--- Start of Records ---

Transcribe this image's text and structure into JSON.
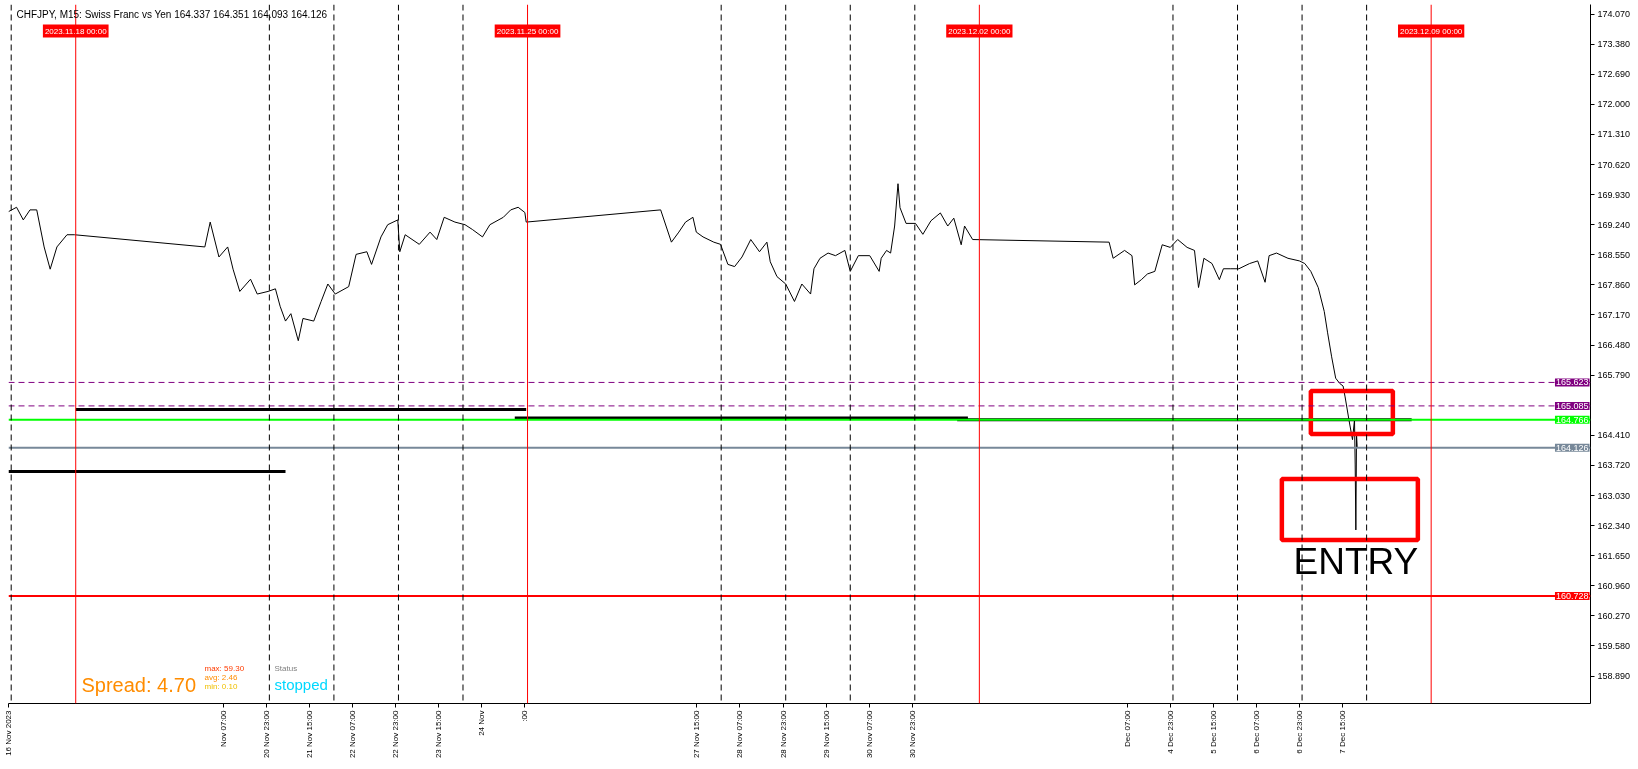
{
  "chart_data": {
    "type": "line",
    "title": "CHFJPY, M15: Swiss Franc vs Yen 164.337 164.351 164.093 164.126",
    "xlim": [
      "2023-11-16T23:00",
      "2023-12-11T11:15"
    ],
    "xticks": [
      {
        "value": "2023-11-16T23:00",
        "label": "16 Nov 2023"
      },
      {
        "value": "2023-11-20T07:00",
        "label": "Nov 07:00"
      },
      {
        "value": "2023-11-20T23:00",
        "label": "20 Nov 23:00"
      },
      {
        "value": "2023-11-21T15:00",
        "label": "21 Nov 15:00"
      },
      {
        "value": "2023-11-22T07:00",
        "label": "22 Nov 07:00"
      },
      {
        "value": "2023-11-22T23:00",
        "label": "22 Nov 23:00"
      },
      {
        "value": "2023-11-23T15:00",
        "label": "23 Nov 15:00"
      },
      {
        "value": "2023-11-24T07:00",
        "label": "24 Nov"
      },
      {
        "value": "2023-11-24T23:00",
        "label": ":00"
      },
      {
        "value": "2023-11-27T15:00",
        "label": "27 Nov 15:00"
      },
      {
        "value": "2023-11-28T07:00",
        "label": "28 Nov 07:00"
      },
      {
        "value": "2023-11-28T23:00",
        "label": "28 Nov 23:00"
      },
      {
        "value": "2023-11-29T15:00",
        "label": "29 Nov 15:00"
      },
      {
        "value": "2023-11-30T07:00",
        "label": "30 Nov 07:00"
      },
      {
        "value": "2023-11-30T23:00",
        "label": "30 Nov 23:00"
      },
      {
        "value": "2023-12-04T07:00",
        "label": "Dec 07:00"
      },
      {
        "value": "2023-12-04T23:00",
        "label": "4 Dec 23:00"
      },
      {
        "value": "2023-12-05T15:00",
        "label": "5 Dec 15:00"
      },
      {
        "value": "2023-12-06T07:00",
        "label": "6 Dec 07:00"
      },
      {
        "value": "2023-12-06T23:00",
        "label": "6 Dec 23:00"
      },
      {
        "value": "2023-12-07T15:00",
        "label": "7 Dec 15:00"
      }
    ],
    "ylim": [
      158.26,
      174.29
    ],
    "yticks": [
      {
        "value": 158.89,
        "label": "158.890"
      },
      {
        "value": 159.58,
        "label": "159.580"
      },
      {
        "value": 160.27,
        "label": "160.270"
      },
      {
        "value": 160.96,
        "label": "160.960"
      },
      {
        "value": 161.65,
        "label": "161.650"
      },
      {
        "value": 162.34,
        "label": "162.340"
      },
      {
        "value": 163.03,
        "label": "163.030"
      },
      {
        "value": 163.72,
        "label": "163.720"
      },
      {
        "value": 164.41,
        "label": "164.410"
      },
      {
        "value": 165.79,
        "label": "165.790"
      },
      {
        "value": 166.48,
        "label": "166.480"
      },
      {
        "value": 167.17,
        "label": "167.170"
      },
      {
        "value": 167.86,
        "label": "167.860"
      },
      {
        "value": 168.55,
        "label": "168.550"
      },
      {
        "value": 169.24,
        "label": "169.240"
      },
      {
        "value": 169.93,
        "label": "169.930"
      },
      {
        "value": 170.62,
        "label": "170.620"
      },
      {
        "value": 171.31,
        "label": "171.310"
      },
      {
        "value": 172.0,
        "label": "172.000"
      },
      {
        "value": 172.69,
        "label": "172.690"
      },
      {
        "value": 173.38,
        "label": "173.380"
      },
      {
        "value": 174.07,
        "label": "174.070"
      }
    ],
    "series": [
      {
        "color": "#000000",
        "x": [
          "2023-11-16T23:00",
          "2023-11-17T02:00",
          "2023-11-17T04:30",
          "2023-11-17T07:00",
          "2023-11-17T09:30",
          "2023-11-17T12:15",
          "2023-11-17T14:30",
          "2023-11-17T17:00",
          "2023-11-17T20:45",
          "2023-11-17T23:30",
          "2023-11-20T00:00",
          "2023-11-20T02:00",
          "2023-11-20T05:15",
          "2023-11-20T08:30",
          "2023-11-20T10:30",
          "2023-11-20T13:00",
          "2023-11-20T17:00",
          "2023-11-20T19:30",
          "2023-11-20T23:30",
          "2023-11-21T02:15",
          "2023-11-21T04:00",
          "2023-11-21T06:00",
          "2023-11-21T08:00",
          "2023-11-21T10:45",
          "2023-11-21T12:30",
          "2023-11-21T16:30",
          "2023-11-21T19:15",
          "2023-11-21T21:45",
          "2023-11-22T00:30",
          "2023-11-22T05:30",
          "2023-11-22T08:15",
          "2023-11-22T12:15",
          "2023-11-22T14:00",
          "2023-11-22T17:30",
          "2023-11-22T20:00",
          "2023-11-22T23:45",
          "2023-11-23T00:30",
          "2023-11-23T02:30",
          "2023-11-23T07:45",
          "2023-11-23T11:45",
          "2023-11-23T14:15",
          "2023-11-23T17:00",
          "2023-11-23T21:00",
          "2023-11-24T00:45",
          "2023-11-24T03:30",
          "2023-11-24T07:15",
          "2023-11-24T10:00",
          "2023-11-24T15:00",
          "2023-11-24T17:45",
          "2023-11-24T20:30",
          "2023-11-24T23:00",
          "2023-11-24T23:30",
          "2023-11-27T01:30",
          "2023-11-27T05:30",
          "2023-11-27T08:15",
          "2023-11-27T10:45",
          "2023-11-27T13:30",
          "2023-11-27T14:45",
          "2023-11-27T17:15",
          "2023-11-27T21:15",
          "2023-11-27T23:45",
          "2023-11-28T02:30",
          "2023-11-28T05:00",
          "2023-11-28T07:45",
          "2023-11-28T11:00",
          "2023-11-28T14:15",
          "2023-11-28T17:00",
          "2023-11-28T18:15",
          "2023-11-28T20:45",
          "2023-11-29T00:00",
          "2023-11-29T03:15",
          "2023-11-29T06:00",
          "2023-11-29T09:15",
          "2023-11-29T10:30",
          "2023-11-29T12:45",
          "2023-11-29T15:45",
          "2023-11-29T18:30",
          "2023-11-29T22:00",
          "2023-11-30T00:00",
          "2023-11-30T03:00",
          "2023-11-30T07:15",
          "2023-11-30T10:45",
          "2023-11-30T11:30",
          "2023-11-30T13:30",
          "2023-11-30T15:00",
          "2023-11-30T16:30",
          "2023-11-30T17:45",
          "2023-11-30T18:30",
          "2023-11-30T20:45",
          "2023-12-01T00:15",
          "2023-12-01T03:00",
          "2023-12-01T06:00",
          "2023-12-01T09:30",
          "2023-12-01T12:15",
          "2023-12-01T14:30",
          "2023-12-01T17:15",
          "2023-12-01T18:30",
          "2023-12-01T21:30",
          "2023-12-04T00:15",
          "2023-12-04T01:45",
          "2023-12-04T06:00",
          "2023-12-04T08:45",
          "2023-12-04T09:45",
          "2023-12-04T12:15",
          "2023-12-04T14:30",
          "2023-12-04T17:15",
          "2023-12-04T20:00",
          "2023-12-04T23:00",
          "2023-12-05T01:45",
          "2023-12-05T05:15",
          "2023-12-05T08:00",
          "2023-12-05T09:30",
          "2023-12-05T11:30",
          "2023-12-05T14:30",
          "2023-12-05T17:15",
          "2023-12-05T18:45",
          "2023-12-05T21:30",
          "2023-12-06T00:30",
          "2023-12-06T04:30",
          "2023-12-06T07:30",
          "2023-12-06T10:15",
          "2023-12-06T11:45",
          "2023-12-06T14:30",
          "2023-12-06T18:45",
          "2023-12-06T23:00",
          "2023-12-07T01:00",
          "2023-12-07T03:15",
          "2023-12-07T06:00",
          "2023-12-07T08:15",
          "2023-12-07T09:30",
          "2023-12-07T11:00",
          "2023-12-07T12:30",
          "2023-12-07T14:00",
          "2023-12-07T15:15",
          "2023-12-07T16:00",
          "2023-12-07T17:30",
          "2023-12-07T18:45",
          "2023-12-07T19:30",
          "2023-12-07T19:45",
          "2023-12-07T20:00",
          "2023-12-07T20:15",
          "2023-12-07T20:30"
        ],
        "values": [
          169.54,
          169.64,
          169.35,
          169.58,
          169.58,
          168.73,
          168.22,
          168.73,
          169.01,
          169.01,
          168.73,
          169.3,
          168.5,
          168.73,
          168.22,
          167.71,
          167.99,
          167.65,
          167.71,
          167.77,
          167.37,
          167.03,
          167.2,
          166.58,
          167.09,
          167.03,
          167.48,
          167.88,
          167.65,
          167.82,
          168.56,
          168.62,
          168.33,
          168.96,
          169.24,
          169.35,
          168.62,
          169.01,
          168.79,
          169.07,
          168.9,
          169.41,
          169.3,
          169.24,
          169.13,
          168.96,
          169.24,
          169.41,
          169.58,
          169.64,
          169.52,
          169.3,
          169.58,
          168.84,
          169.07,
          169.3,
          169.41,
          169.07,
          168.96,
          168.84,
          168.79,
          168.33,
          168.28,
          168.5,
          168.9,
          168.62,
          168.84,
          168.39,
          168.05,
          167.88,
          167.48,
          167.88,
          167.65,
          168.23,
          168.47,
          168.59,
          168.53,
          168.65,
          168.17,
          168.53,
          168.53,
          168.17,
          168.47,
          168.65,
          168.59,
          169.21,
          170.18,
          169.63,
          169.27,
          169.27,
          169.02,
          169.33,
          169.51,
          169.21,
          169.39,
          168.78,
          169.21,
          168.9,
          168.84,
          168.47,
          168.65,
          168.53,
          167.86,
          167.98,
          168.11,
          168.17,
          168.78,
          168.72,
          168.9,
          168.72,
          168.65,
          167.8,
          168.47,
          168.35,
          167.98,
          168.23,
          168.23,
          168.23,
          168.35,
          168.41,
          167.92,
          168.53,
          168.59,
          168.47,
          168.41,
          168.35,
          168.17,
          167.8,
          167.25,
          166.76,
          166.21,
          165.72,
          165.6,
          165.54,
          165.29,
          164.74,
          164.31,
          164.77,
          163.73,
          162.24,
          164.44,
          164.13
        ]
      },
      {
        "color": "#000000",
        "x": [
          "2023-11-16T23:00",
          "2023-11-21T06:00"
        ],
        "values": [
          163.58,
          163.58
        ]
      },
      {
        "color": "#000000",
        "x": [
          "2023-11-18T00:00",
          "2023-11-24T23:30"
        ],
        "values": [
          165.0,
          165.0
        ]
      },
      {
        "color": "#000000",
        "x": [
          "2023-11-24T19:15",
          "2023-12-01T19:45"
        ],
        "values": [
          164.81,
          164.81
        ]
      },
      {
        "color": "#000000",
        "x": [
          "2023-12-01T15:45",
          "2023-12-08T16:45"
        ],
        "values": [
          164.77,
          164.77
        ]
      }
    ],
    "ref_lines": [
      {
        "axis": "y",
        "value": 165.623,
        "label": "165.623",
        "color": "#800080",
        "line_style": "dashed"
      },
      {
        "axis": "y",
        "value": 165.085,
        "label": "165.085",
        "color": "#800080",
        "line_style": "dashed"
      },
      {
        "axis": "y",
        "value": 164.766,
        "label": "164.766",
        "color": "#00ff00",
        "line_style": "solid"
      },
      {
        "axis": "y",
        "value": 164.126,
        "label": "164.126",
        "color": "#778899",
        "line_style": "solid"
      },
      {
        "axis": "y",
        "value": 160.728,
        "label": "160.728",
        "color": "#ff0000",
        "line_style": "solid"
      },
      {
        "axis": "x",
        "value": "2023-11-18T00:00",
        "label": "2023.11.18 00:00",
        "color": "#ff0000",
        "line_style": "solid"
      },
      {
        "axis": "x",
        "value": "2023-11-25T00:00",
        "label": "2023.11.25 00:00",
        "color": "#ff0000",
        "line_style": "solid"
      },
      {
        "axis": "x",
        "value": "2023-12-02T00:00",
        "label": "2023.12.02 00:00",
        "color": "#ff0000",
        "line_style": "solid"
      },
      {
        "axis": "x",
        "value": "2023-12-09T00:00",
        "label": "2023.12.09 00:00",
        "color": "#ff0000",
        "line_style": "solid"
      },
      {
        "axis": "x",
        "value": "2023-11-17T00:00",
        "color": "#000000",
        "line_style": "dashed"
      },
      {
        "axis": "x",
        "value": "2023-11-21T00:00",
        "color": "#000000",
        "line_style": "dashed"
      },
      {
        "axis": "x",
        "value": "2023-11-22T00:00",
        "color": "#000000",
        "line_style": "dashed"
      },
      {
        "axis": "x",
        "value": "2023-11-23T00:00",
        "color": "#000000",
        "line_style": "dashed"
      },
      {
        "axis": "x",
        "value": "2023-11-24T00:00",
        "color": "#000000",
        "line_style": "dashed"
      },
      {
        "axis": "x",
        "value": "2023-11-28T00:00",
        "color": "#000000",
        "line_style": "dashed"
      },
      {
        "axis": "x",
        "value": "2023-11-29T00:00",
        "color": "#000000",
        "line_style": "dashed"
      },
      {
        "axis": "x",
        "value": "2023-11-30T00:00",
        "color": "#000000",
        "line_style": "dashed"
      },
      {
        "axis": "x",
        "value": "2023-12-01T00:00",
        "color": "#000000",
        "line_style": "dashed"
      },
      {
        "axis": "x",
        "value": "2023-12-05T00:00",
        "color": "#000000",
        "line_style": "dashed"
      },
      {
        "axis": "x",
        "value": "2023-12-06T00:00",
        "color": "#000000",
        "line_style": "dashed"
      },
      {
        "axis": "x",
        "value": "2023-12-07T00:00",
        "color": "#000000",
        "line_style": "dashed"
      },
      {
        "axis": "x",
        "value": "2023-12-08T00:00",
        "color": "#000000",
        "line_style": "dashed"
      }
    ],
    "annotations": [
      "Spread: 4.70",
      "max: 59.30",
      "avg: 2.46",
      "min: 0.10",
      "Status",
      "stopped",
      {
        "text": "ENTRY",
        "x": "2023-12-07T20:00",
        "y": 162.24
      }
    ]
  }
}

--- End of Records ---

**Directions**. Your answer should be a single number: the count of lines in the data that include the word "text".

**Task solution**. 2